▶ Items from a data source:
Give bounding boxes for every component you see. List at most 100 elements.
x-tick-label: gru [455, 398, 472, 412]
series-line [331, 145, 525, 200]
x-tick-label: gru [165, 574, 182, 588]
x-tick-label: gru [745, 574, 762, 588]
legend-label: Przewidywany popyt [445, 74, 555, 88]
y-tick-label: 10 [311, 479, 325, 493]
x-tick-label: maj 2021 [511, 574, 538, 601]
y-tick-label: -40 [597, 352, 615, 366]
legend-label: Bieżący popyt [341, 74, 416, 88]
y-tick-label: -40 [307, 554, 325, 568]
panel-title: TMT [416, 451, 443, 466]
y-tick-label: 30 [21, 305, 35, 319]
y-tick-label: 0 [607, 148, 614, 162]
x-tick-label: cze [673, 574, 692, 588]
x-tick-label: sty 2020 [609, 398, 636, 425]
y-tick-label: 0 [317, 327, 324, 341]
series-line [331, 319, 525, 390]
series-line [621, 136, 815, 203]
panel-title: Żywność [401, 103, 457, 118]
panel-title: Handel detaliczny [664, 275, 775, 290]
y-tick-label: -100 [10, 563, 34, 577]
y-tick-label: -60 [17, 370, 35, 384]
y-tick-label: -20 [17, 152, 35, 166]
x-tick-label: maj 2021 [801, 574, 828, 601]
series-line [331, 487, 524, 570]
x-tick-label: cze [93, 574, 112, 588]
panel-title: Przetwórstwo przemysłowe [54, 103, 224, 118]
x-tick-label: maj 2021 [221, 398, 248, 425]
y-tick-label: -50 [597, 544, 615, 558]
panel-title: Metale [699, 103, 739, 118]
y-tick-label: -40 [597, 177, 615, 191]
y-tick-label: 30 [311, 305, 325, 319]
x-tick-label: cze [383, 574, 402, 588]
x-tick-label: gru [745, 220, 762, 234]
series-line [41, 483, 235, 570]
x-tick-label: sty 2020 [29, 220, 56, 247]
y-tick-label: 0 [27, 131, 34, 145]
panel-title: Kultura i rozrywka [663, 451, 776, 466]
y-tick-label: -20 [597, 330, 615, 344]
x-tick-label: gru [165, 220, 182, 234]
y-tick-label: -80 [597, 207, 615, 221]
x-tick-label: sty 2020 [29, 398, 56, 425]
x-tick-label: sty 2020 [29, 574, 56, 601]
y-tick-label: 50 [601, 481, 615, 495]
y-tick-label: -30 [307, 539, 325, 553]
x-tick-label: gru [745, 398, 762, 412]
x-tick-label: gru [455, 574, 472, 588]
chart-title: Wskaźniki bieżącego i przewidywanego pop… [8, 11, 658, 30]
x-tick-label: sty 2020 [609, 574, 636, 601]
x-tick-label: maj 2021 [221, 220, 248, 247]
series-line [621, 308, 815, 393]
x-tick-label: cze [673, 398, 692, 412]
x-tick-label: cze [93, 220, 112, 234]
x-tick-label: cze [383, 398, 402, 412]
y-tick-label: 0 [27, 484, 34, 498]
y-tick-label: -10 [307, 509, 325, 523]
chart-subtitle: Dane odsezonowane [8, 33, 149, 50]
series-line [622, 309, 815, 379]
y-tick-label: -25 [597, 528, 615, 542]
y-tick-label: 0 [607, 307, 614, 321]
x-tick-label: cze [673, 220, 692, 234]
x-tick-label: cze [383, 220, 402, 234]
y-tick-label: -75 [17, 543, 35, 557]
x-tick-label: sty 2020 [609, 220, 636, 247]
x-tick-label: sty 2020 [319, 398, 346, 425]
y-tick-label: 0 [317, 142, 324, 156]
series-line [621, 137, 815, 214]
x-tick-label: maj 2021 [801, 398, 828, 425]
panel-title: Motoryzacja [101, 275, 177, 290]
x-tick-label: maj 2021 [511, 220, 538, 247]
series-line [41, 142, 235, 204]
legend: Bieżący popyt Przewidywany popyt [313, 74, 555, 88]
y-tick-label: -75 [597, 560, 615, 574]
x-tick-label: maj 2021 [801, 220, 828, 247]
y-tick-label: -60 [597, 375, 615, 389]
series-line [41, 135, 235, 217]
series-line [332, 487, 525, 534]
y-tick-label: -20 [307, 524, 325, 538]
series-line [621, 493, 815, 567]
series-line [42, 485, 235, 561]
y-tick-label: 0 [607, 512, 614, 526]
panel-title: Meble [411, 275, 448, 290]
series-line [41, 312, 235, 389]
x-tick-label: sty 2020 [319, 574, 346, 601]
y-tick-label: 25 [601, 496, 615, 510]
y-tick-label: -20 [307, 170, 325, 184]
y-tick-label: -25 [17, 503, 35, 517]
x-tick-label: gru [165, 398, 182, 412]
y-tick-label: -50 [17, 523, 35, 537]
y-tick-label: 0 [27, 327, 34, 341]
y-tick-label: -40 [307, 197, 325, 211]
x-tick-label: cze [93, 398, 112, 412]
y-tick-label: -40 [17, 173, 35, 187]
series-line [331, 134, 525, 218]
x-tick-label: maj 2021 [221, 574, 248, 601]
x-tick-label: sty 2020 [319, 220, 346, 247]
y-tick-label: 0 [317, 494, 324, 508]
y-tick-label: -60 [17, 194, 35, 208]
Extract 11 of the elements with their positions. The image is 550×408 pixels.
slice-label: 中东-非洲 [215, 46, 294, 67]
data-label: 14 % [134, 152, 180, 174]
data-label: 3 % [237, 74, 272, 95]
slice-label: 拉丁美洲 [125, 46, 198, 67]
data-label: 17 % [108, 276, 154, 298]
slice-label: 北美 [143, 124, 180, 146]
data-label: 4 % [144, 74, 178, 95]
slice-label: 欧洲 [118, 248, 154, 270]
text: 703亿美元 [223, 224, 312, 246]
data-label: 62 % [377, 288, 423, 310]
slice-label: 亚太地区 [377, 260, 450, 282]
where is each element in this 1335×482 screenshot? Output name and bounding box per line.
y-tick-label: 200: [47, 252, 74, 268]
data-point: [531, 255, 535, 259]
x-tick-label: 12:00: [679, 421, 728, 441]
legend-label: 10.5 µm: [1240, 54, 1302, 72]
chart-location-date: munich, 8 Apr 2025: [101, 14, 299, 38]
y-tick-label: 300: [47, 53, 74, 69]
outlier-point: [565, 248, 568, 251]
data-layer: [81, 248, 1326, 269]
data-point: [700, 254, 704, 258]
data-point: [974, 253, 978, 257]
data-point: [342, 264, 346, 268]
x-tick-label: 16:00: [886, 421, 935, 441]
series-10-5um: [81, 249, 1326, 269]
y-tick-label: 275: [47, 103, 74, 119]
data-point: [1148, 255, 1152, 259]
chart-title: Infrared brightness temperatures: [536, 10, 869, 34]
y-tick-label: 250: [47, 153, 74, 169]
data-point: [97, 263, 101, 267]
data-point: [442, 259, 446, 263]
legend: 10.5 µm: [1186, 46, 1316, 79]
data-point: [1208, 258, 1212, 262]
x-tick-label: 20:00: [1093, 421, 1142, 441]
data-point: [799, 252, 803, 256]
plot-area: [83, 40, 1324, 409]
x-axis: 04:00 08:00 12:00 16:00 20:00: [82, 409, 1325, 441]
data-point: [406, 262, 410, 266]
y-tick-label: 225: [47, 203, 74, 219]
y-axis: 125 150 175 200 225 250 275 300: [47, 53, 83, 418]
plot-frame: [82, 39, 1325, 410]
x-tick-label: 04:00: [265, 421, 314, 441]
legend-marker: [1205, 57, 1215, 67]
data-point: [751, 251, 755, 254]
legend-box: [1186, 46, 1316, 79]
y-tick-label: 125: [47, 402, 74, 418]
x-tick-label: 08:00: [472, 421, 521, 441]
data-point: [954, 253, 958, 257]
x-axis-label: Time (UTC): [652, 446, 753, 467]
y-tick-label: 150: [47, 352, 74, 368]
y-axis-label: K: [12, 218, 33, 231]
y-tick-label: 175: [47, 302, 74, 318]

▶ What the task asks: Copy out every record listed above word for word, with no changes to any line.

▶ Written solution:
Give bounding boxes for every component you see. List at most 100 elements.
x-tick-label: gru [455, 398, 472, 412]
series-line [331, 145, 525, 200]
x-tick-label: gru [165, 574, 182, 588]
x-tick-label: gru [745, 574, 762, 588]
legend-label: Przewidywany popyt [445, 74, 555, 88]
y-tick-label: 10 [311, 479, 325, 493]
x-tick-label: maj 2021 [511, 574, 538, 601]
y-tick-label: -40 [597, 352, 615, 366]
legend-label: Bieżący popyt [341, 74, 416, 88]
y-tick-label: -40 [307, 554, 325, 568]
panel-title: TMT [416, 451, 443, 466]
y-tick-label: 30 [21, 305, 35, 319]
y-tick-label: 0 [607, 148, 614, 162]
x-tick-label: cze [673, 574, 692, 588]
x-tick-label: sty 2020 [609, 398, 636, 425]
y-tick-label: 0 [317, 327, 324, 341]
series-line [331, 319, 525, 390]
series-line [621, 136, 815, 203]
panel-title: Żywność [401, 103, 457, 118]
panel-title: Handel detaliczny [664, 275, 775, 290]
y-tick-label: -100 [10, 563, 34, 577]
y-tick-label: -60 [17, 370, 35, 384]
y-tick-label: -20 [17, 152, 35, 166]
x-tick-label: maj 2021 [801, 574, 828, 601]
series-line [331, 487, 524, 570]
x-tick-label: cze [93, 574, 112, 588]
panel-title: Przetwórstwo przemysłowe [54, 103, 224, 118]
x-tick-label: maj 2021 [221, 398, 248, 425]
y-tick-label: -50 [597, 544, 615, 558]
panel-title: Metale [699, 103, 739, 118]
y-tick-label: -40 [597, 177, 615, 191]
y-tick-label: 30 [311, 305, 325, 319]
x-tick-label: cze [383, 574, 402, 588]
x-tick-label: gru [745, 220, 762, 234]
series-line [41, 483, 235, 570]
x-tick-label: sty 2020 [29, 220, 56, 247]
y-tick-label: 0 [27, 131, 34, 145]
panel-title: Kultura i rozrywka [663, 451, 776, 466]
y-tick-label: -20 [597, 330, 615, 344]
x-tick-label: gru [165, 220, 182, 234]
y-tick-label: -80 [597, 207, 615, 221]
x-tick-label: sty 2020 [29, 398, 56, 425]
x-tick-label: sty 2020 [29, 574, 56, 601]
y-tick-label: 50 [601, 481, 615, 495]
y-tick-label: -30 [307, 539, 325, 553]
x-tick-label: gru [745, 398, 762, 412]
x-tick-label: gru [455, 574, 472, 588]
chart-title: Wskaźniki bieżącego i przewidywanego pop… [8, 11, 658, 30]
x-tick-label: sty 2020 [609, 574, 636, 601]
x-tick-label: maj 2021 [221, 220, 248, 247]
series-line [621, 308, 815, 393]
x-tick-label: cze [673, 398, 692, 412]
x-tick-label: cze [93, 220, 112, 234]
x-tick-label: cze [383, 398, 402, 412]
y-tick-label: 0 [27, 484, 34, 498]
y-tick-label: -10 [307, 509, 325, 523]
chart-subtitle: Dane odsezonowane [8, 33, 149, 50]
series-line [622, 309, 815, 379]
y-tick-label: -25 [597, 528, 615, 542]
y-tick-label: 0 [607, 307, 614, 321]
x-tick-label: cze [673, 220, 692, 234]
x-tick-label: cze [383, 220, 402, 234]
y-tick-label: -75 [17, 543, 35, 557]
x-tick-label: sty 2020 [609, 220, 636, 247]
x-tick-label: sty 2020 [319, 398, 346, 425]
y-tick-label: 0 [317, 142, 324, 156]
series-line [621, 137, 815, 214]
x-tick-label: maj 2021 [801, 398, 828, 425]
panel-title: Motoryzacja [101, 275, 177, 290]
x-tick-label: maj 2021 [511, 220, 538, 247]
series-line [41, 142, 235, 204]
legend: Bieżący popyt Przewidywany popyt [313, 74, 555, 88]
y-tick-label: -75 [597, 560, 615, 574]
x-tick-label: maj 2021 [801, 220, 828, 247]
y-tick-label: -60 [597, 375, 615, 389]
series-line [41, 135, 235, 217]
series-line [332, 487, 525, 534]
y-tick-label: -20 [307, 524, 325, 538]
series-line [621, 493, 815, 567]
series-line [42, 485, 235, 561]
y-tick-label: 0 [607, 512, 614, 526]
panel-title: Meble [411, 275, 448, 290]
series-line [41, 312, 235, 389]
x-tick-label: sty 2020 [319, 574, 346, 601]
y-tick-label: 25 [601, 496, 615, 510]
y-tick-label: -20 [307, 170, 325, 184]
y-tick-label: -25 [17, 503, 35, 517]
x-tick-label: gru [165, 398, 182, 412]
y-tick-label: -50 [17, 523, 35, 537]
y-tick-label: 0 [27, 327, 34, 341]
y-tick-label: -40 [307, 197, 325, 211]
x-tick-label: cze [93, 398, 112, 412]
y-tick-label: -40 [17, 173, 35, 187]
series-line [331, 134, 525, 218]
x-tick-label: maj 2021 [221, 574, 248, 601]
x-tick-label: sty 2020 [319, 220, 346, 247]
y-tick-label: 0 [317, 494, 324, 508]
y-tick-label: -60 [17, 194, 35, 208]
Extract 11 of the elements with their positions. The image is 550×408 pixels.
slice-label: 中东-非洲 [215, 46, 294, 67]
data-label: 14 % [134, 152, 180, 174]
data-label: 3 % [237, 74, 272, 95]
slice-label: 拉丁美洲 [125, 46, 198, 67]
data-label: 17 % [108, 276, 154, 298]
slice-label: 北美 [143, 124, 180, 146]
data-label: 4 % [144, 74, 178, 95]
slice-label: 欧洲 [118, 248, 154, 270]
text: 703亿美元 [223, 224, 312, 246]
data-label: 62 % [377, 288, 423, 310]
slice-label: 亚太地区 [377, 260, 450, 282]
where is each element in this 1335×482 screenshot? Output name and bounding box per line.
y-tick-label: 200: [47, 252, 74, 268]
data-point: [531, 255, 535, 259]
x-tick-label: 12:00: [679, 421, 728, 441]
legend-label: 10.5 µm: [1240, 54, 1302, 72]
chart-location-date: munich, 8 Apr 2025: [101, 14, 299, 38]
y-tick-label: 300: [47, 53, 74, 69]
outlier-point: [565, 248, 568, 251]
data-layer: [81, 248, 1326, 269]
data-point: [700, 254, 704, 258]
data-point: [974, 253, 978, 257]
data-point: [342, 264, 346, 268]
x-tick-label: 16:00: [886, 421, 935, 441]
series-10-5um: [81, 249, 1326, 269]
y-tick-label: 275: [47, 103, 74, 119]
data-point: [1148, 255, 1152, 259]
chart-title: Infrared brightness temperatures: [536, 10, 869, 34]
y-tick-label: 250: [47, 153, 74, 169]
data-point: [97, 263, 101, 267]
data-point: [442, 259, 446, 263]
legend: 10.5 µm: [1186, 46, 1316, 79]
data-point: [1208, 258, 1212, 262]
x-tick-label: 20:00: [1093, 421, 1142, 441]
data-point: [799, 252, 803, 256]
plot-area: [83, 40, 1324, 409]
x-axis: 04:00 08:00 12:00 16:00 20:00: [82, 409, 1325, 441]
data-point: [406, 262, 410, 266]
y-tick-label: 225: [47, 203, 74, 219]
y-axis: 125 150 175 200 225 250 275 300: [47, 53, 83, 418]
plot-frame: [82, 39, 1325, 410]
x-tick-label: 04:00: [265, 421, 314, 441]
legend-marker: [1205, 57, 1215, 67]
data-point: [751, 251, 755, 254]
legend-box: [1186, 46, 1316, 79]
y-tick-label: 125: [47, 402, 74, 418]
x-tick-label: 08:00: [472, 421, 521, 441]
data-point: [954, 253, 958, 257]
x-axis-label: Time (UTC): [652, 446, 753, 467]
y-tick-label: 150: [47, 352, 74, 368]
y-axis-label: K: [12, 218, 33, 231]
y-tick-label: 175: [47, 302, 74, 318]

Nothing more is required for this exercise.